Dataset rows
+ + + + + + +

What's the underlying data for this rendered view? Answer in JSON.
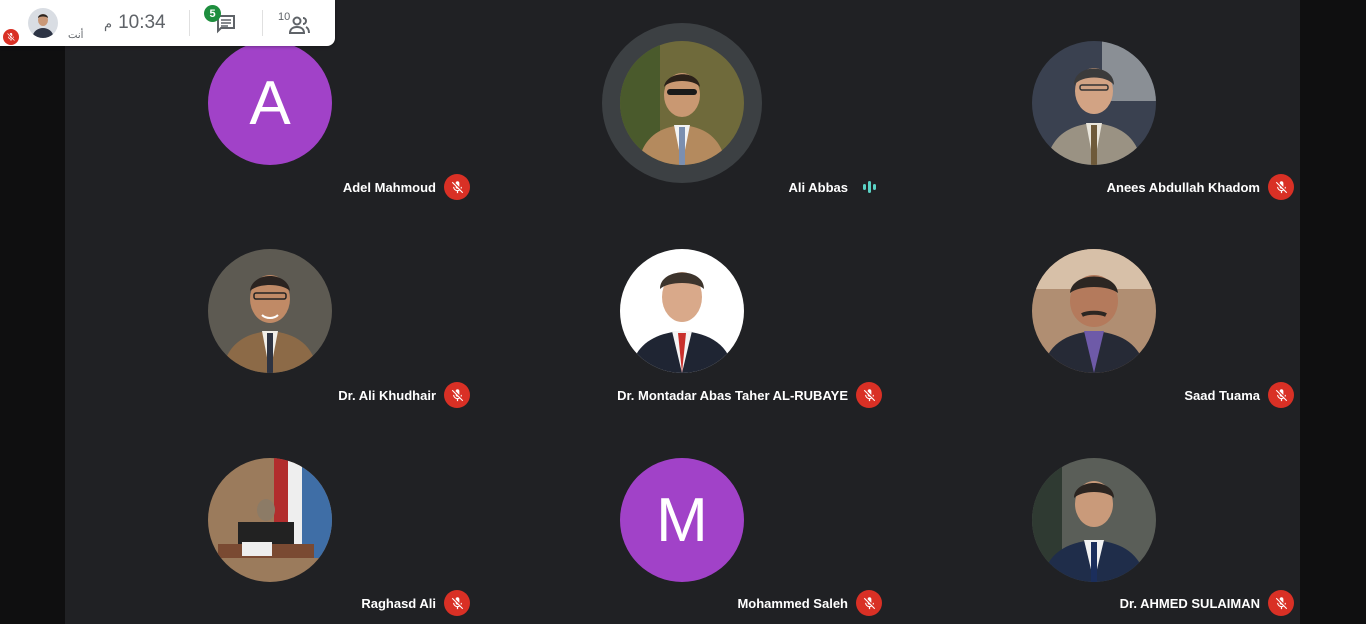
{
  "topbar": {
    "self_label": "أنت",
    "time": "10:34",
    "ampm": "م",
    "chat_badge": "5",
    "people_count": "10"
  },
  "participants": [
    {
      "name": "Adel Mahmoud",
      "avatar_type": "letter",
      "letter": "A",
      "avatar_color": "#a142c8",
      "mic": "muted"
    },
    {
      "name": "Ali Abbas",
      "avatar_type": "photo",
      "mic": "speaking"
    },
    {
      "name": "Anees Abdullah Khadom",
      "avatar_type": "photo",
      "mic": "muted"
    },
    {
      "name": "Dr. Ali Khudhair",
      "avatar_type": "photo",
      "mic": "muted"
    },
    {
      "name": "Dr. Montadar Abas Taher AL-RUBAYE",
      "avatar_type": "photo",
      "mic": "muted"
    },
    {
      "name": "Saad Tuama",
      "avatar_type": "photo",
      "mic": "muted"
    },
    {
      "name": "Raghasd Ali",
      "avatar_type": "photo",
      "mic": "muted"
    },
    {
      "name": "Mohammed Saleh",
      "avatar_type": "letter",
      "letter": "M",
      "avatar_color": "#a142c8",
      "mic": "muted"
    },
    {
      "name": "Dr. AHMED SULAIMAN",
      "avatar_type": "photo",
      "mic": "muted"
    }
  ],
  "colors": {
    "stage_bg": "#202124",
    "mic_muted": "#d93025",
    "speaking": "#5ad2c5",
    "letter_avatar": "#a142c8"
  },
  "icons": [
    "mic-off-icon",
    "audio-wave-icon",
    "chat-icon",
    "people-icon"
  ]
}
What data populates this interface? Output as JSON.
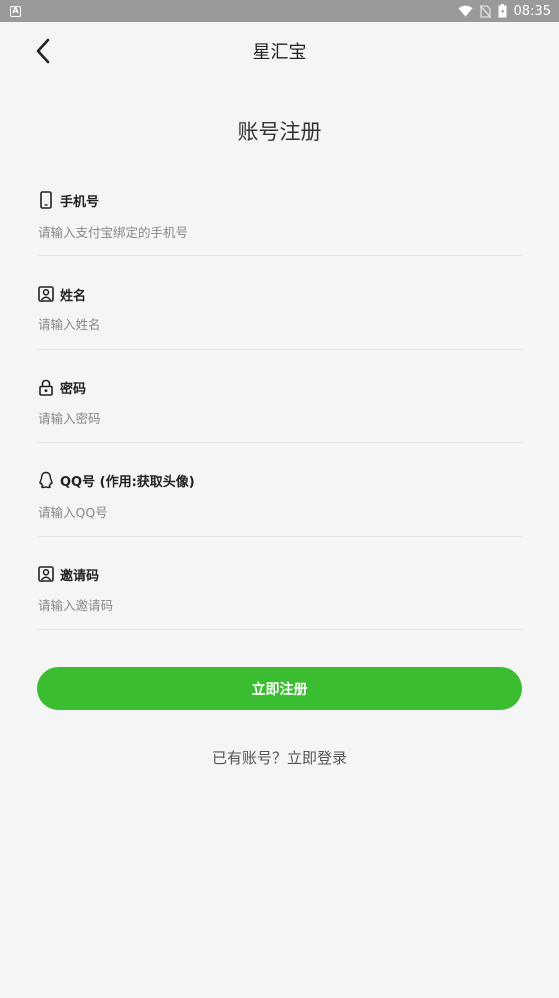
{
  "status_bar": {
    "time": "08:35"
  },
  "nav": {
    "title": "星汇宝"
  },
  "page_title": "账号注册",
  "fields": [
    {
      "label": "手机号",
      "placeholder": "请输入支付宝绑定的手机号",
      "icon": "phone-icon"
    },
    {
      "label": "姓名",
      "placeholder": "请输入姓名",
      "icon": "user-card-icon"
    },
    {
      "label": "密码",
      "placeholder": "请输入密码",
      "icon": "lock-icon"
    },
    {
      "label": "QQ号 (作用:获取头像)",
      "placeholder": "请输入QQ号",
      "icon": "qq-icon"
    },
    {
      "label": "邀请码",
      "placeholder": "请输入邀请码",
      "icon": "user-card-icon"
    }
  ],
  "register_button": "立即注册",
  "login_link": "已有账号？立即登录",
  "colors": {
    "accent": "#3bbd31",
    "background": "#f5f5f5",
    "status_bar": "#9a9a9a"
  }
}
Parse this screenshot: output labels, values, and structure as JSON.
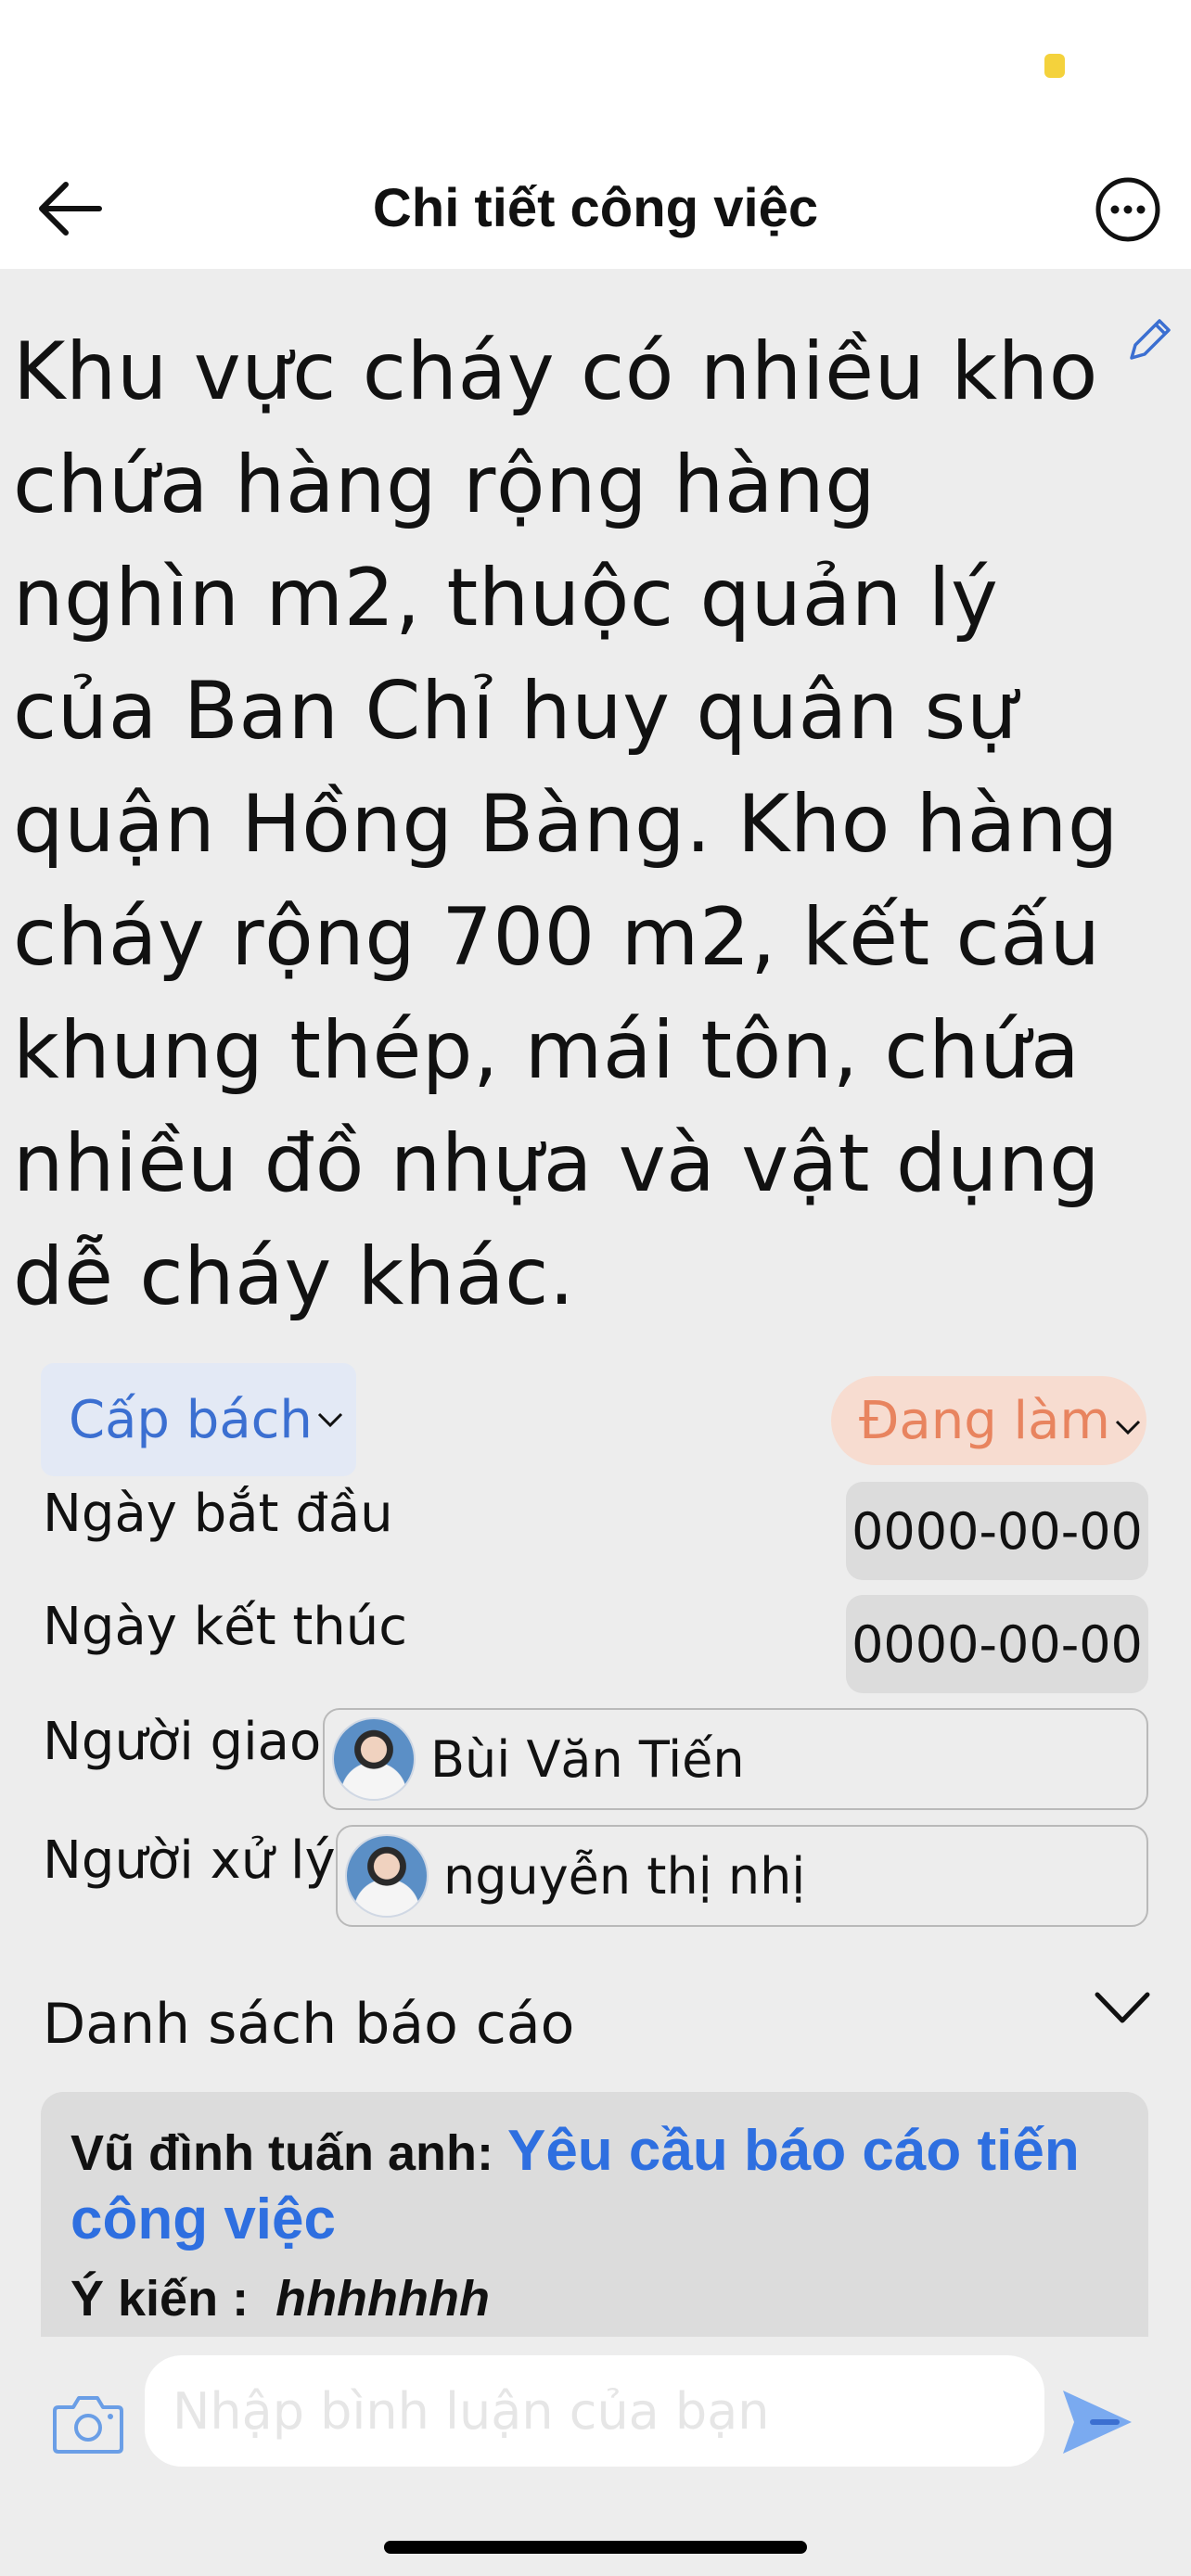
{
  "header": {
    "title": "Chi tiết công việc",
    "back_icon": "arrow-left-icon",
    "more_icon": "more-horizontal-icon"
  },
  "task": {
    "description": "Khu vực cháy có nhiều kho chứa hàng rộng hàng nghìn m2, thuộc quản lý của Ban Chỉ huy quân sự quận Hồng Bàng. Kho hàng cháy rộng 700 m2, kết cấu khung thép, mái tôn, chứa nhiều đồ nhựa và vật dụng dễ cháy khác.",
    "edit_icon": "pencil-icon",
    "priority": "Cấp bách",
    "status": "Đang làm"
  },
  "fields": {
    "start_label": "Ngày bắt đầu",
    "start_value": "0000-00-00",
    "end_label": "Ngày kết thúc",
    "end_value": "0000-00-00",
    "assigner_label": "Người giao",
    "assigner_name": "Bùi Văn Tiến",
    "handler_label": "Người xử lý",
    "handler_name": "nguyễn thị nhị"
  },
  "reports": {
    "title": "Danh sách báo cáo",
    "items": [
      {
        "author": "Vũ đình tuấn anh:",
        "request": "Yêu cầu báo cáo tiến công việc",
        "opinion_label": "Ý kiến :",
        "opinion_value": "hhhhhhh"
      }
    ]
  },
  "comment": {
    "placeholder": "Nhập bình luận của bạn",
    "camera_icon": "camera-icon",
    "send_icon": "send-icon"
  },
  "colors": {
    "accent": "#2e6fe0",
    "priority_bg": "#e3e9f5",
    "status_bg": "#f7dcd0",
    "status_text": "#e8845f"
  }
}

+ + + + + + +

== What is needed ==
Write every entry out again exactly, dropping the pictures.

== Exercise solution ==
What's the underlying data for this rendered view? Answer in JSON.
{
  "topbar": {
    "self_label": "أنت",
    "time": "10:34",
    "ampm": "م",
    "chat_badge": "5",
    "people_count": "10"
  },
  "participants": [
    {
      "name": "Adel Mahmoud",
      "avatar_type": "letter",
      "letter": "A",
      "avatar_color": "#a142c8",
      "mic": "muted"
    },
    {
      "name": "Ali Abbas",
      "avatar_type": "photo",
      "mic": "speaking"
    },
    {
      "name": "Anees Abdullah Khadom",
      "avatar_type": "photo",
      "mic": "muted"
    },
    {
      "name": "Dr. Ali Khudhair",
      "avatar_type": "photo",
      "mic": "muted"
    },
    {
      "name": "Dr. Montadar Abas Taher AL-RUBAYE",
      "avatar_type": "photo",
      "mic": "muted"
    },
    {
      "name": "Saad Tuama",
      "avatar_type": "photo",
      "mic": "muted"
    },
    {
      "name": "Raghasd Ali",
      "avatar_type": "photo",
      "mic": "muted"
    },
    {
      "name": "Mohammed Saleh",
      "avatar_type": "letter",
      "letter": "M",
      "avatar_color": "#a142c8",
      "mic": "muted"
    },
    {
      "name": "Dr. AHMED SULAIMAN",
      "avatar_type": "photo",
      "mic": "muted"
    }
  ],
  "colors": {
    "stage_bg": "#202124",
    "mic_muted": "#d93025",
    "speaking": "#5ad2c5",
    "letter_avatar": "#a142c8"
  },
  "icons": [
    "mic-off-icon",
    "audio-wave-icon",
    "chat-icon",
    "people-icon"
  ]
}
What data populates this interface? Output as JSON.
{
  "status_bar": {
    "time": "08:35"
  },
  "nav": {
    "title": "星汇宝"
  },
  "page_title": "账号注册",
  "fields": [
    {
      "label": "手机号",
      "placeholder": "请输入支付宝绑定的手机号",
      "icon": "phone-icon"
    },
    {
      "label": "姓名",
      "placeholder": "请输入姓名",
      "icon": "user-card-icon"
    },
    {
      "label": "密码",
      "placeholder": "请输入密码",
      "icon": "lock-icon"
    },
    {
      "label": "QQ号 (作用:获取头像)",
      "placeholder": "请输入QQ号",
      "icon": "qq-icon"
    },
    {
      "label": "邀请码",
      "placeholder": "请输入邀请码",
      "icon": "user-card-icon"
    }
  ],
  "register_button": "立即注册",
  "login_link": "已有账号？立即登录",
  "colors": {
    "accent": "#3bbd31",
    "background": "#f5f5f5",
    "status_bar": "#9a9a9a"
  }
}
Parse this screenshot: output labels, values, and structure as JSON.
{
  "header": {
    "title": "Chi tiết công việc",
    "back_icon": "arrow-left-icon",
    "more_icon": "more-horizontal-icon"
  },
  "task": {
    "description": "Khu vực cháy có nhiều kho chứa hàng rộng hàng nghìn m2, thuộc quản lý của Ban Chỉ huy quân sự quận Hồng Bàng. Kho hàng cháy rộng 700 m2, kết cấu khung thép, mái tôn, chứa nhiều đồ nhựa và vật dụng dễ cháy khác.",
    "edit_icon": "pencil-icon",
    "priority": "Cấp bách",
    "status": "Đang làm"
  },
  "fields": {
    "start_label": "Ngày bắt đầu",
    "start_value": "0000-00-00",
    "end_label": "Ngày kết thúc",
    "end_value": "0000-00-00",
    "assigner_label": "Người giao",
    "assigner_name": "Bùi Văn Tiến",
    "handler_label": "Người xử lý",
    "handler_name": "nguyễn thị nhị"
  },
  "reports": {
    "title": "Danh sách báo cáo",
    "items": [
      {
        "author": "Vũ đình tuấn anh:",
        "request": "Yêu cầu báo cáo tiến công việc",
        "opinion_label": "Ý kiến :",
        "opinion_value": "hhhhhhh"
      }
    ]
  },
  "comment": {
    "placeholder": "Nhập bình luận của bạn",
    "camera_icon": "camera-icon",
    "send_icon": "send-icon"
  },
  "colors": {
    "accent": "#2e6fe0",
    "priority_bg": "#e3e9f5",
    "status_bg": "#f7dcd0",
    "status_text": "#e8845f"
  }
}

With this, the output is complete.